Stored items
- - - -
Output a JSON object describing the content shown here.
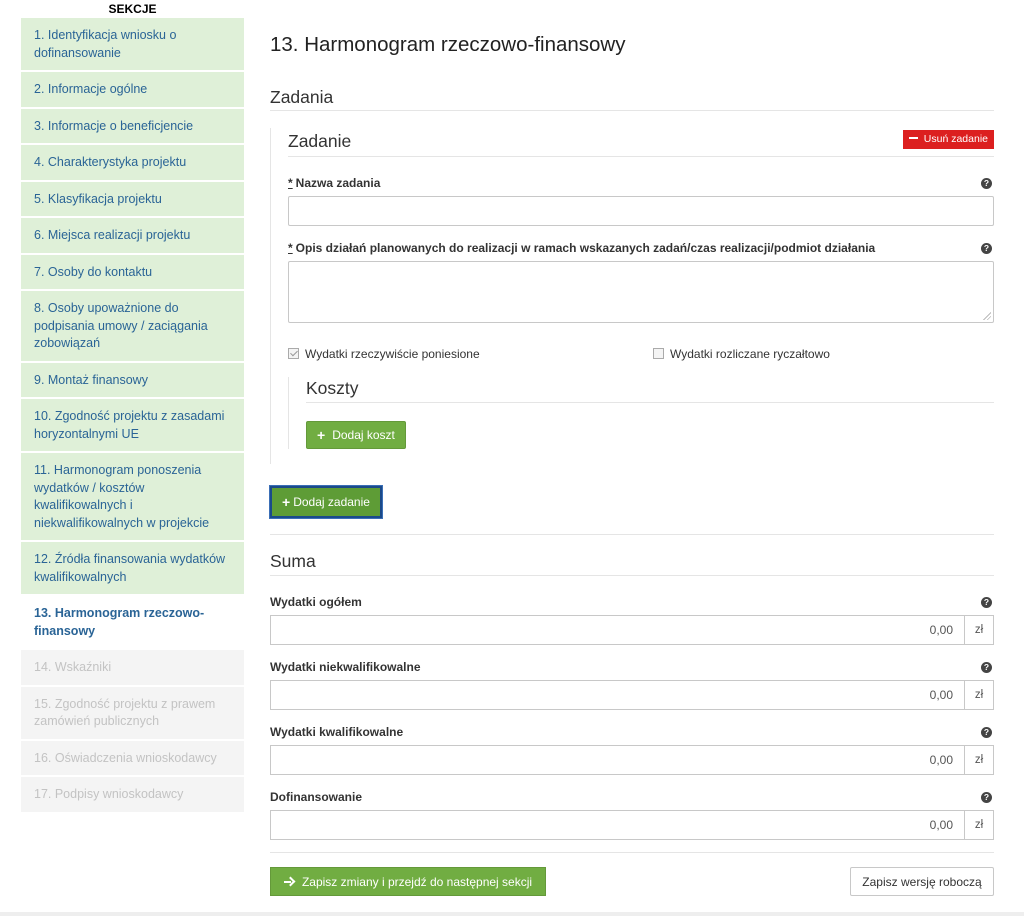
{
  "sidebar": {
    "title": "SEKCJE",
    "items": [
      {
        "label": "1. Identyfikacja wniosku o dofinansowanie",
        "state": "done"
      },
      {
        "label": "2. Informacje ogólne",
        "state": "done"
      },
      {
        "label": "3. Informacje o beneficjencie",
        "state": "done"
      },
      {
        "label": "4. Charakterystyka projektu",
        "state": "done"
      },
      {
        "label": "5. Klasyfikacja projektu",
        "state": "done"
      },
      {
        "label": "6. Miejsca realizacji projektu",
        "state": "done"
      },
      {
        "label": "7. Osoby do kontaktu",
        "state": "done"
      },
      {
        "label": "8. Osoby upoważnione do podpisania umowy / zaciągania zobowiązań",
        "state": "done"
      },
      {
        "label": "9. Montaż finansowy",
        "state": "done"
      },
      {
        "label": "10. Zgodność projektu z zasadami horyzontalnymi UE",
        "state": "done"
      },
      {
        "label": "11. Harmonogram ponoszenia wydatków / kosztów kwalifikowalnych i niekwalifikowalnych w projekcie",
        "state": "done"
      },
      {
        "label": "12. Źródła finansowania wydatków kwalifikowalnych",
        "state": "done"
      },
      {
        "label": "13. Harmonogram rzeczowo-finansowy",
        "state": "active"
      },
      {
        "label": "14. Wskaźniki",
        "state": "disabled"
      },
      {
        "label": "15. Zgodność projektu z prawem zamówień publicznych",
        "state": "disabled"
      },
      {
        "label": "16. Oświadczenia wnioskodawcy",
        "state": "disabled"
      },
      {
        "label": "17. Podpisy wnioskodawcy",
        "state": "disabled"
      }
    ]
  },
  "main": {
    "title": "13. Harmonogram rzeczowo-finansowy",
    "zadania_heading": "Zadania",
    "task": {
      "heading": "Zadanie",
      "remove_label": "Usuń zadanie",
      "name_label": "Nazwa zadania",
      "name_value": "",
      "desc_label": "Opis działań planowanych do realizacji w ramach wskazanych zadań/czas realizacji/podmiot działania",
      "desc_value": "",
      "required_mark": "*",
      "checkbox_actual": {
        "label": "Wydatki rzeczywiście poniesione",
        "checked": true
      },
      "checkbox_lump": {
        "label": "Wydatki rozliczane ryczałtowo",
        "checked": false
      },
      "costs_heading": "Koszty",
      "add_cost_label": "Dodaj koszt"
    },
    "add_task_label": "Dodaj zadanie",
    "suma": {
      "heading": "Suma",
      "currency": "zł",
      "rows": [
        {
          "label": "Wydatki ogółem",
          "value": "0,00"
        },
        {
          "label": "Wydatki niekwalifikowalne",
          "value": "0,00"
        },
        {
          "label": "Wydatki kwalifikowalne",
          "value": "0,00"
        },
        {
          "label": "Dofinansowanie",
          "value": "0,00"
        }
      ]
    },
    "save_next_label": "Zapisz zmiany i przejdź do następnej sekcji",
    "save_draft_label": "Zapisz wersję roboczą",
    "help_glyph": "?",
    "plus_glyph": "+"
  },
  "colors": {
    "sidebar_done_bg": "#dff0d8",
    "sidebar_link": "#2a6496",
    "sidebar_disabled_text": "#c3c3c3",
    "button_green": "#71ad42",
    "button_red": "#dc1f1f",
    "focus_border": "#1b4a8a"
  },
  "icons": {
    "remove": "minus-icon",
    "help": "question-circle-icon",
    "add": "plus-icon",
    "next": "arrow-right-icon",
    "checkbox": "checkbox-icon"
  }
}
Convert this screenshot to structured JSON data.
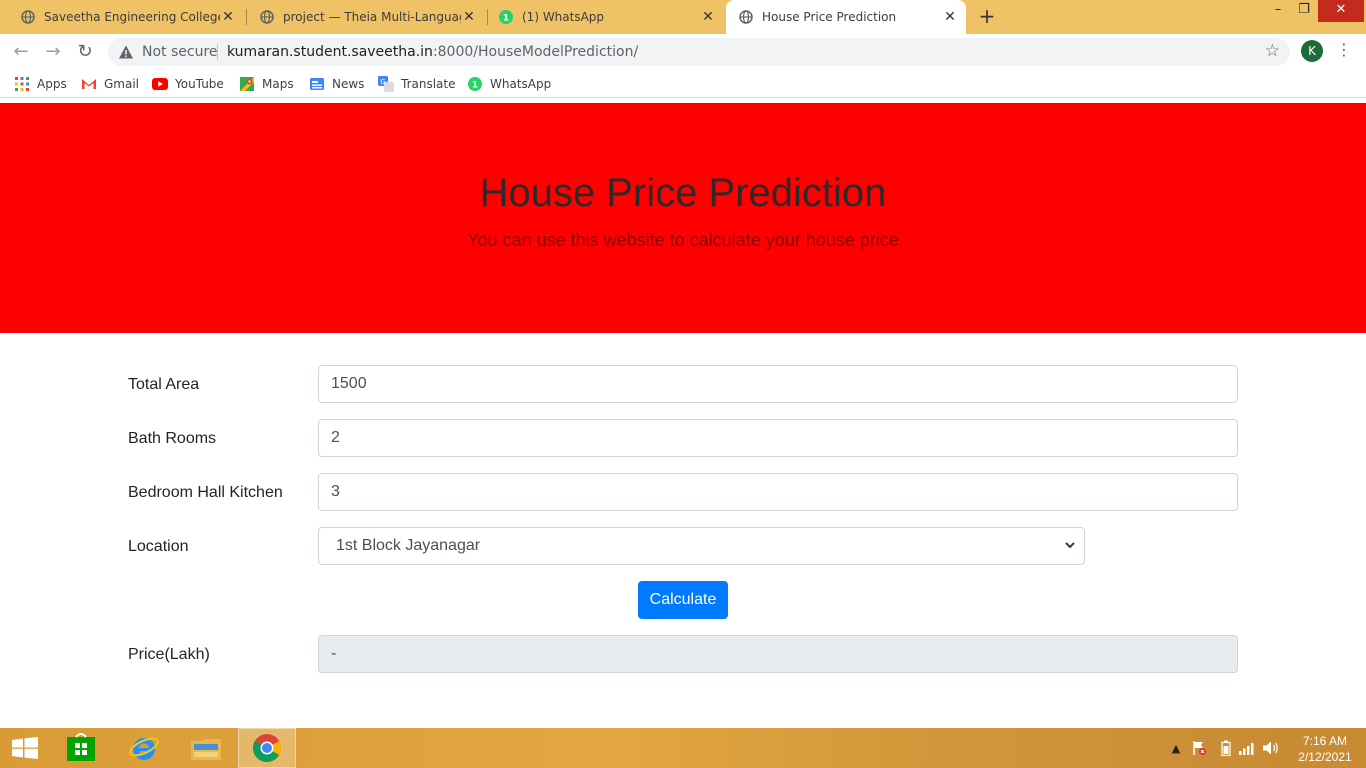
{
  "browser": {
    "tabs": [
      {
        "label": "Saveetha Engineering College",
        "icon": "globe-icon",
        "active": false
      },
      {
        "label": "project — Theia Multi-Language",
        "icon": "globe-icon",
        "active": false
      },
      {
        "label": "(1) WhatsApp",
        "icon": "whatsapp-icon",
        "active": false
      },
      {
        "label": "House Price Prediction",
        "icon": "globe-icon",
        "active": true
      }
    ],
    "new_tab": "+",
    "window_controls": {
      "minimize": "–",
      "restore": "❐",
      "close": "✕"
    },
    "address": {
      "security_label": "Not secure",
      "host": "kumaran.student.saveetha.in",
      "path": ":8000/HouseModelPrediction/"
    },
    "profile_initial": "K",
    "bookmarks": [
      {
        "label": "Apps",
        "icon": "apps-grid-icon"
      },
      {
        "label": "Gmail",
        "icon": "gmail-icon"
      },
      {
        "label": "YouTube",
        "icon": "youtube-icon"
      },
      {
        "label": "Maps",
        "icon": "maps-icon"
      },
      {
        "label": "News",
        "icon": "news-icon"
      },
      {
        "label": "Translate",
        "icon": "translate-icon"
      },
      {
        "label": "WhatsApp",
        "icon": "whatsapp-icon"
      }
    ]
  },
  "page": {
    "title": "House Price Prediction",
    "subtitle": "You can use this website to calculate your house price",
    "form": {
      "total_area": {
        "label": "Total Area",
        "value": "1500"
      },
      "bath_rooms": {
        "label": "Bath Rooms",
        "value": "2"
      },
      "bhk": {
        "label": "Bedroom Hall Kitchen",
        "value": "3"
      },
      "location": {
        "label": "Location",
        "selected": "1st Block Jayanagar"
      },
      "calculate_label": "Calculate",
      "price": {
        "label": "Price(Lakh)",
        "value": "-"
      }
    },
    "colors": {
      "hero": "#ff0000",
      "button": "#007bff"
    }
  },
  "taskbar": {
    "apps": [
      "windows-start-icon",
      "store-icon",
      "internet-explorer-icon",
      "file-explorer-icon",
      "chrome-icon"
    ],
    "clock_time": "7:16 AM",
    "clock_date": "2/12/2021"
  }
}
- - - -
YOUR GOAL >>
What is needed is an exact reproduction of the data, pictures excluded.

EXPECTED ANSWER >>
Output a JSON object describing the content shown here.
{
  "sidebar": {
    "title": "SEKCJE",
    "items": [
      {
        "label": "1. Identyfikacja wniosku o dofinansowanie",
        "state": "done"
      },
      {
        "label": "2. Informacje ogólne",
        "state": "done"
      },
      {
        "label": "3. Informacje o beneficjencie",
        "state": "done"
      },
      {
        "label": "4. Charakterystyka projektu",
        "state": "done"
      },
      {
        "label": "5. Klasyfikacja projektu",
        "state": "done"
      },
      {
        "label": "6. Miejsca realizacji projektu",
        "state": "done"
      },
      {
        "label": "7. Osoby do kontaktu",
        "state": "done"
      },
      {
        "label": "8. Osoby upoważnione do podpisania umowy / zaciągania zobowiązań",
        "state": "done"
      },
      {
        "label": "9. Montaż finansowy",
        "state": "done"
      },
      {
        "label": "10. Zgodność projektu z zasadami horyzontalnymi UE",
        "state": "done"
      },
      {
        "label": "11. Harmonogram ponoszenia wydatków / kosztów kwalifikowalnych i niekwalifikowalnych w projekcie",
        "state": "done"
      },
      {
        "label": "12. Źródła finansowania wydatków kwalifikowalnych",
        "state": "done"
      },
      {
        "label": "13. Harmonogram rzeczowo-finansowy",
        "state": "active"
      },
      {
        "label": "14. Wskaźniki",
        "state": "disabled"
      },
      {
        "label": "15. Zgodność projektu z prawem zamówień publicznych",
        "state": "disabled"
      },
      {
        "label": "16. Oświadczenia wnioskodawcy",
        "state": "disabled"
      },
      {
        "label": "17. Podpisy wnioskodawcy",
        "state": "disabled"
      }
    ]
  },
  "main": {
    "title": "13. Harmonogram rzeczowo-finansowy",
    "zadania_heading": "Zadania",
    "task": {
      "heading": "Zadanie",
      "remove_label": "Usuń zadanie",
      "name_label": "Nazwa zadania",
      "name_value": "",
      "desc_label": "Opis działań planowanych do realizacji w ramach wskazanych zadań/czas realizacji/podmiot działania",
      "desc_value": "",
      "required_mark": "*",
      "checkbox_actual": {
        "label": "Wydatki rzeczywiście poniesione",
        "checked": true
      },
      "checkbox_lump": {
        "label": "Wydatki rozliczane ryczałtowo",
        "checked": false
      },
      "costs_heading": "Koszty",
      "add_cost_label": "Dodaj koszt"
    },
    "add_task_label": "Dodaj zadanie",
    "suma": {
      "heading": "Suma",
      "currency": "zł",
      "rows": [
        {
          "label": "Wydatki ogółem",
          "value": "0,00"
        },
        {
          "label": "Wydatki niekwalifikowalne",
          "value": "0,00"
        },
        {
          "label": "Wydatki kwalifikowalne",
          "value": "0,00"
        },
        {
          "label": "Dofinansowanie",
          "value": "0,00"
        }
      ]
    },
    "save_next_label": "Zapisz zmiany i przejdź do następnej sekcji",
    "save_draft_label": "Zapisz wersję roboczą",
    "help_glyph": "?",
    "plus_glyph": "+"
  },
  "colors": {
    "sidebar_done_bg": "#dff0d8",
    "sidebar_link": "#2a6496",
    "sidebar_disabled_text": "#c3c3c3",
    "button_green": "#71ad42",
    "button_red": "#dc1f1f",
    "focus_border": "#1b4a8a"
  },
  "icons": {
    "remove": "minus-icon",
    "help": "question-circle-icon",
    "add": "plus-icon",
    "next": "arrow-right-icon",
    "checkbox": "checkbox-icon"
  }
}
Convert this screenshot to structured JSON data.
{
  "browser": {
    "tabs": [
      {
        "label": "Saveetha Engineering College",
        "icon": "globe-icon",
        "active": false
      },
      {
        "label": "project — Theia Multi-Language",
        "icon": "globe-icon",
        "active": false
      },
      {
        "label": "(1) WhatsApp",
        "icon": "whatsapp-icon",
        "active": false
      },
      {
        "label": "House Price Prediction",
        "icon": "globe-icon",
        "active": true
      }
    ],
    "new_tab": "+",
    "window_controls": {
      "minimize": "–",
      "restore": "❐",
      "close": "✕"
    },
    "address": {
      "security_label": "Not secure",
      "host": "kumaran.student.saveetha.in",
      "path": ":8000/HouseModelPrediction/"
    },
    "profile_initial": "K",
    "bookmarks": [
      {
        "label": "Apps",
        "icon": "apps-grid-icon"
      },
      {
        "label": "Gmail",
        "icon": "gmail-icon"
      },
      {
        "label": "YouTube",
        "icon": "youtube-icon"
      },
      {
        "label": "Maps",
        "icon": "maps-icon"
      },
      {
        "label": "News",
        "icon": "news-icon"
      },
      {
        "label": "Translate",
        "icon": "translate-icon"
      },
      {
        "label": "WhatsApp",
        "icon": "whatsapp-icon"
      }
    ]
  },
  "page": {
    "title": "House Price Prediction",
    "subtitle": "You can use this website to calculate your house price",
    "form": {
      "total_area": {
        "label": "Total Area",
        "value": "1500"
      },
      "bath_rooms": {
        "label": "Bath Rooms",
        "value": "2"
      },
      "bhk": {
        "label": "Bedroom Hall Kitchen",
        "value": "3"
      },
      "location": {
        "label": "Location",
        "selected": "1st Block Jayanagar"
      },
      "calculate_label": "Calculate",
      "price": {
        "label": "Price(Lakh)",
        "value": "-"
      }
    },
    "colors": {
      "hero": "#ff0000",
      "button": "#007bff"
    }
  },
  "taskbar": {
    "apps": [
      "windows-start-icon",
      "store-icon",
      "internet-explorer-icon",
      "file-explorer-icon",
      "chrome-icon"
    ],
    "clock_time": "7:16 AM",
    "clock_date": "2/12/2021"
  }
}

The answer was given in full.